> What you should do: Could you write out every record below exactly, leaving out any pictures?

═════ Task material ═════

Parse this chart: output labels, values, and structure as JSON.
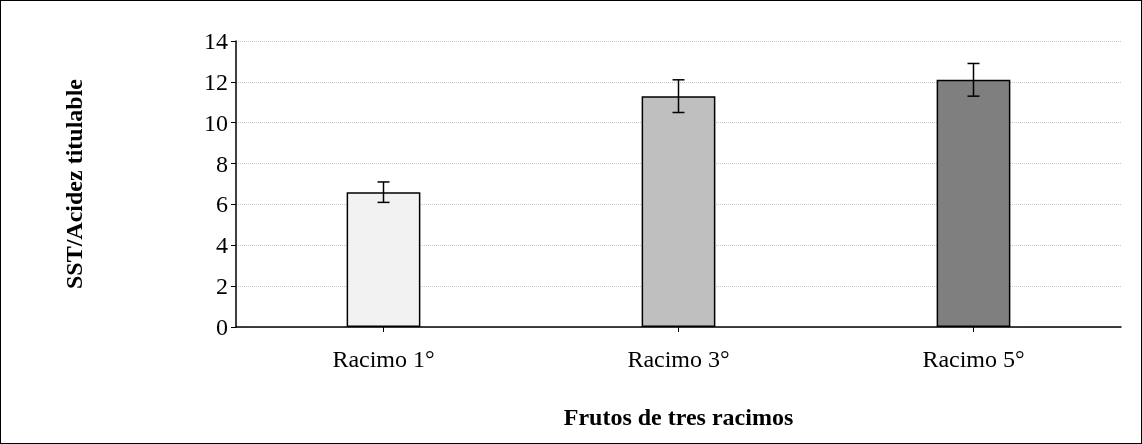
{
  "chart_data": {
    "type": "bar",
    "xlabel": "Frutos de tres racimos",
    "ylabel": "SST/Acidez titulable",
    "categories": [
      "Racimo 1°",
      "Racimo 3°",
      "Racimo 5°"
    ],
    "values": [
      6.6,
      11.3,
      12.1
    ],
    "colors": [
      "#f2f2f2",
      "#bfbfbf",
      "#7f7f7f"
    ],
    "errors": [
      0.5,
      0.8,
      0.8
    ],
    "ylim": [
      0,
      14
    ],
    "yticks": [
      0,
      2,
      4,
      6,
      8,
      10,
      12,
      14
    ],
    "grid": "y"
  }
}
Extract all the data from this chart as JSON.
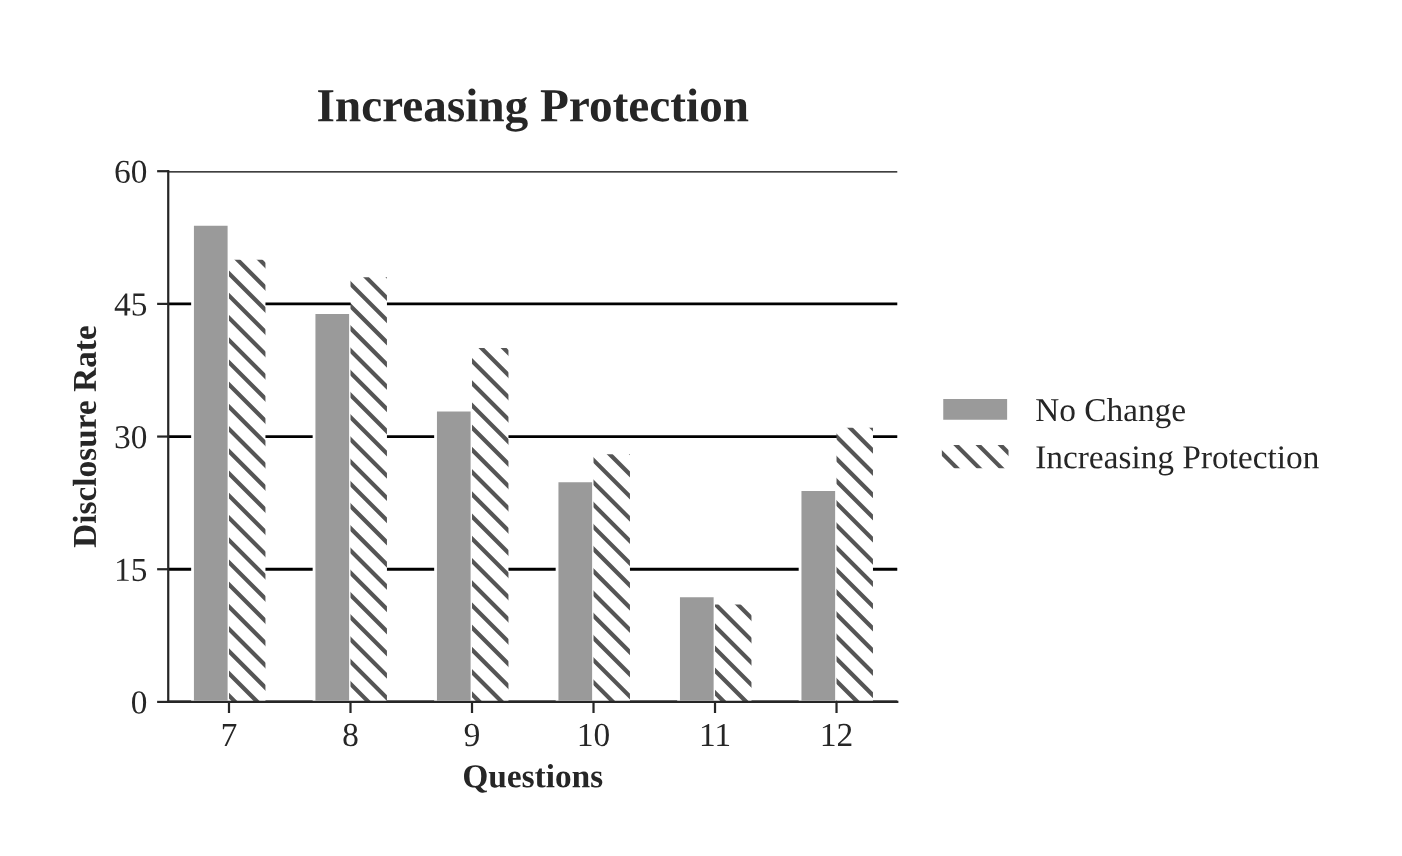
{
  "chart_data": {
    "type": "bar",
    "title": "Increasing Protection",
    "xlabel": "Questions",
    "ylabel": "Disclosure Rate",
    "categories": [
      "7",
      "8",
      "9",
      "10",
      "11",
      "12"
    ],
    "series": [
      {
        "name": "No Change",
        "color": "#9a9a9a",
        "values": [
          54,
          44,
          33,
          25,
          12,
          24
        ]
      },
      {
        "name": "Increasing Protection",
        "color": "#555555",
        "values": [
          50,
          48,
          40,
          28,
          11,
          31
        ]
      }
    ],
    "ylim": [
      0,
      60
    ],
    "yticks": [
      0,
      15,
      30,
      45,
      60
    ],
    "grid": "y",
    "legend": "right"
  }
}
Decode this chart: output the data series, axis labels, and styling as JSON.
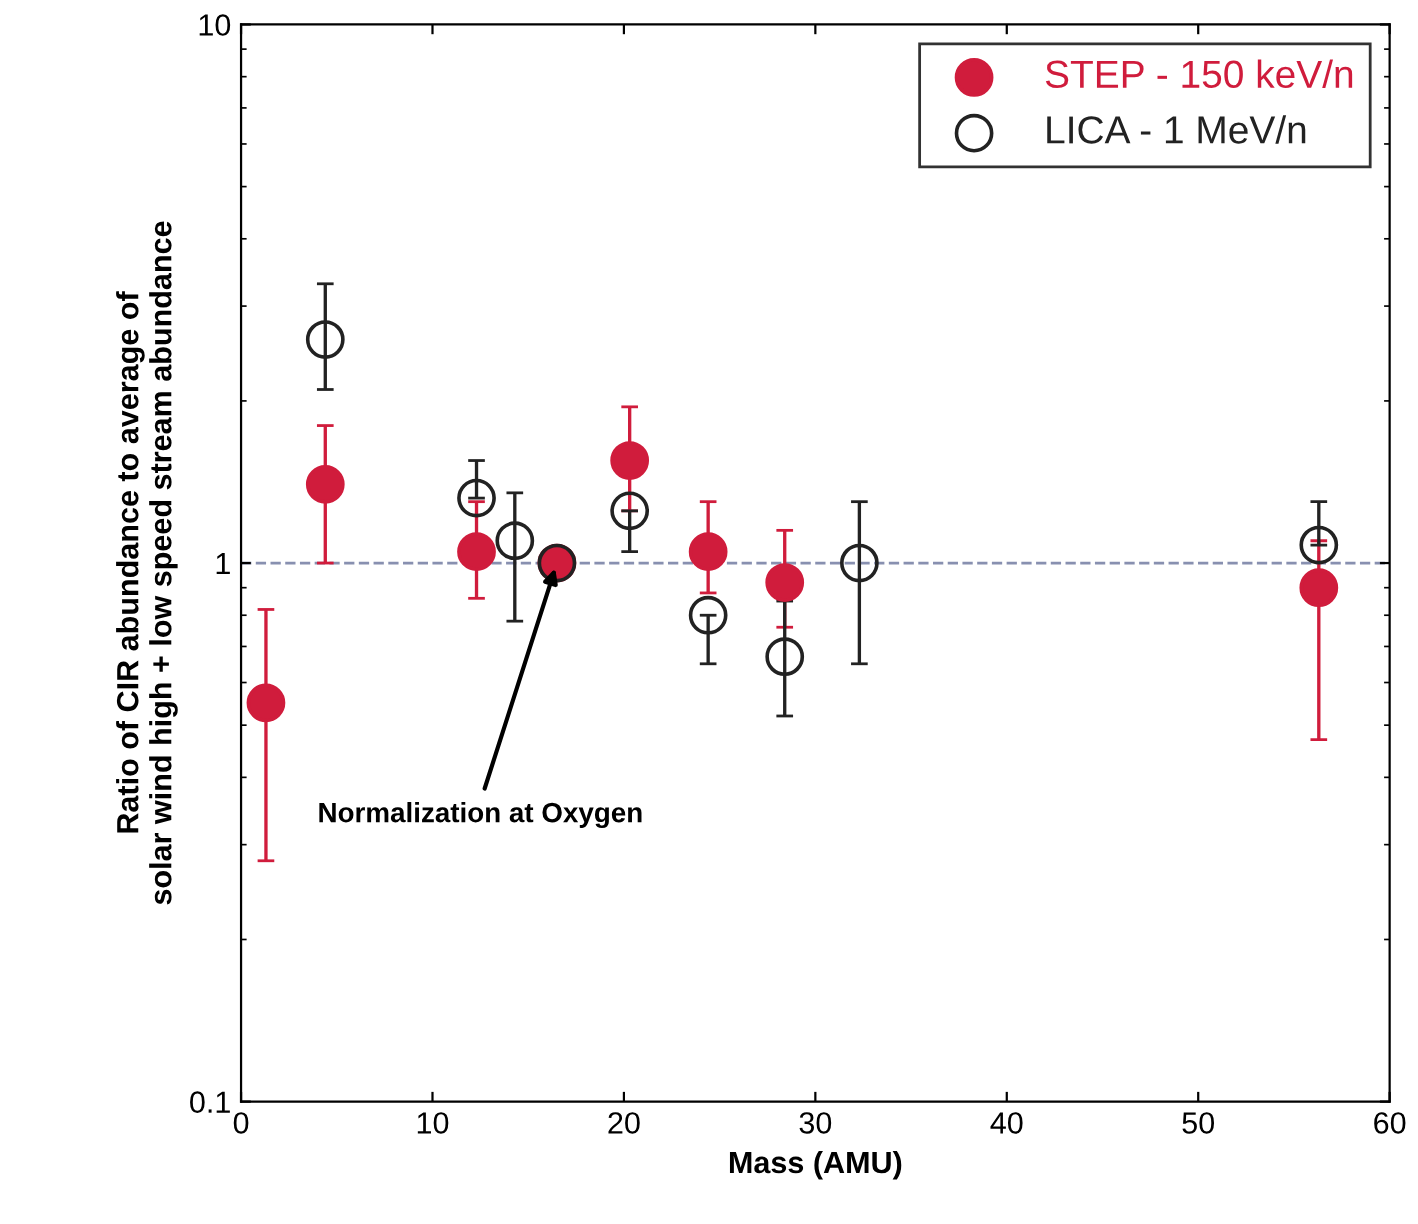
{
  "chart_data": {
    "type": "scatter",
    "xlabel": "Mass (AMU)",
    "ylabel": "Ratio of CIR abundance to average of\nsolar wind high + low speed stream abundance",
    "xlim": [
      0,
      60
    ],
    "xticks": [
      0,
      10,
      20,
      30,
      40,
      50,
      60
    ],
    "ylim": [
      0.1,
      10
    ],
    "yticks": [
      0.1,
      1,
      10
    ],
    "log": true,
    "marker": "circle",
    "grid": false,
    "legend": "top right",
    "series": [
      {
        "name": "STEP - 150 keV/n",
        "color": "#d01c3c",
        "x": [
          1.3,
          4.4,
          12.3,
          16.5,
          20.3,
          24.4,
          28.4,
          56.3
        ],
        "values": [
          0.55,
          1.4,
          1.05,
          1.0,
          1.55,
          1.05,
          0.92,
          0.9
        ],
        "errors": [
          [
            0.28,
            0.82
          ],
          [
            1.0,
            1.8
          ],
          [
            0.86,
            1.3
          ],
          null,
          [
            1.25,
            1.95
          ],
          [
            0.88,
            1.3
          ],
          [
            0.76,
            1.15
          ],
          [
            0.47,
            1.1
          ]
        ]
      },
      {
        "name": "LICA - 1 MeV/n",
        "color": "#222222",
        "x": [
          4.4,
          12.3,
          14.3,
          16.5,
          20.3,
          24.4,
          28.4,
          32.3,
          56.3
        ],
        "values": [
          2.6,
          1.32,
          1.1,
          1.0,
          1.25,
          0.8,
          0.67,
          1.0,
          1.08
        ],
        "errors": [
          [
            2.1,
            3.3
          ],
          [
            1.32,
            1.55
          ],
          [
            0.78,
            1.35
          ],
          null,
          [
            1.05,
            1.25
          ],
          [
            0.65,
            0.8
          ],
          [
            0.52,
            0.85
          ],
          [
            0.65,
            1.3
          ],
          [
            1.08,
            1.3
          ]
        ]
      }
    ],
    "ref_lines": [
      {
        "axis": "y",
        "value": 1,
        "color": "#8890b0",
        "line_style": "dashed"
      }
    ],
    "annotations": [
      {
        "text": "Normalization at Oxygen",
        "x": 16.5,
        "y": 1.0
      }
    ]
  }
}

═════

> Response to this exercise:
Parse this chart: output labels, values, and structure as JSON.
{
  "chart_data": {
    "type": "bar",
    "xlabel": "Frutos de tres racimos",
    "ylabel": "SST/Acidez titulable",
    "categories": [
      "Racimo 1°",
      "Racimo 3°",
      "Racimo 5°"
    ],
    "values": [
      6.6,
      11.3,
      12.1
    ],
    "colors": [
      "#f2f2f2",
      "#bfbfbf",
      "#7f7f7f"
    ],
    "errors": [
      0.5,
      0.8,
      0.8
    ],
    "ylim": [
      0,
      14
    ],
    "yticks": [
      0,
      2,
      4,
      6,
      8,
      10,
      12,
      14
    ],
    "grid": "y"
  }
}
Extract all the data from this chart as JSON.
{
  "chart_data": {
    "type": "bar",
    "title": "Increasing Protection",
    "xlabel": "Questions",
    "ylabel": "Disclosure Rate",
    "categories": [
      "7",
      "8",
      "9",
      "10",
      "11",
      "12"
    ],
    "series": [
      {
        "name": "No Change",
        "color": "#9a9a9a",
        "values": [
          54,
          44,
          33,
          25,
          12,
          24
        ]
      },
      {
        "name": "Increasing Protection",
        "color": "#555555",
        "values": [
          50,
          48,
          40,
          28,
          11,
          31
        ]
      }
    ],
    "ylim": [
      0,
      60
    ],
    "yticks": [
      0,
      15,
      30,
      45,
      60
    ],
    "grid": "y",
    "legend": "right"
  }
}
Decode this chart: output the data series, axis labels, and styling as JSON.
{
  "chart_data": {
    "type": "scatter",
    "xlabel": "Mass (AMU)",
    "ylabel": "Ratio of CIR abundance to average of\nsolar wind high + low speed stream abundance",
    "xlim": [
      0,
      60
    ],
    "xticks": [
      0,
      10,
      20,
      30,
      40,
      50,
      60
    ],
    "ylim": [
      0.1,
      10
    ],
    "yticks": [
      0.1,
      1,
      10
    ],
    "log": true,
    "marker": "circle",
    "grid": false,
    "legend": "top right",
    "series": [
      {
        "name": "STEP - 150 keV/n",
        "color": "#d01c3c",
        "x": [
          1.3,
          4.4,
          12.3,
          16.5,
          20.3,
          24.4,
          28.4,
          56.3
        ],
        "values": [
          0.55,
          1.4,
          1.05,
          1.0,
          1.55,
          1.05,
          0.92,
          0.9
        ],
        "errors": [
          [
            0.28,
            0.82
          ],
          [
            1.0,
            1.8
          ],
          [
            0.86,
            1.3
          ],
          null,
          [
            1.25,
            1.95
          ],
          [
            0.88,
            1.3
          ],
          [
            0.76,
            1.15
          ],
          [
            0.47,
            1.1
          ]
        ]
      },
      {
        "name": "LICA - 1 MeV/n",
        "color": "#222222",
        "x": [
          4.4,
          12.3,
          14.3,
          16.5,
          20.3,
          24.4,
          28.4,
          32.3,
          56.3
        ],
        "values": [
          2.6,
          1.32,
          1.1,
          1.0,
          1.25,
          0.8,
          0.67,
          1.0,
          1.08
        ],
        "errors": [
          [
            2.1,
            3.3
          ],
          [
            1.32,
            1.55
          ],
          [
            0.78,
            1.35
          ],
          null,
          [
            1.05,
            1.25
          ],
          [
            0.65,
            0.8
          ],
          [
            0.52,
            0.85
          ],
          [
            0.65,
            1.3
          ],
          [
            1.08,
            1.3
          ]
        ]
      }
    ],
    "ref_lines": [
      {
        "axis": "y",
        "value": 1,
        "color": "#8890b0",
        "line_style": "dashed"
      }
    ],
    "annotations": [
      {
        "text": "Normalization at Oxygen",
        "x": 16.5,
        "y": 1.0
      }
    ]
  }
}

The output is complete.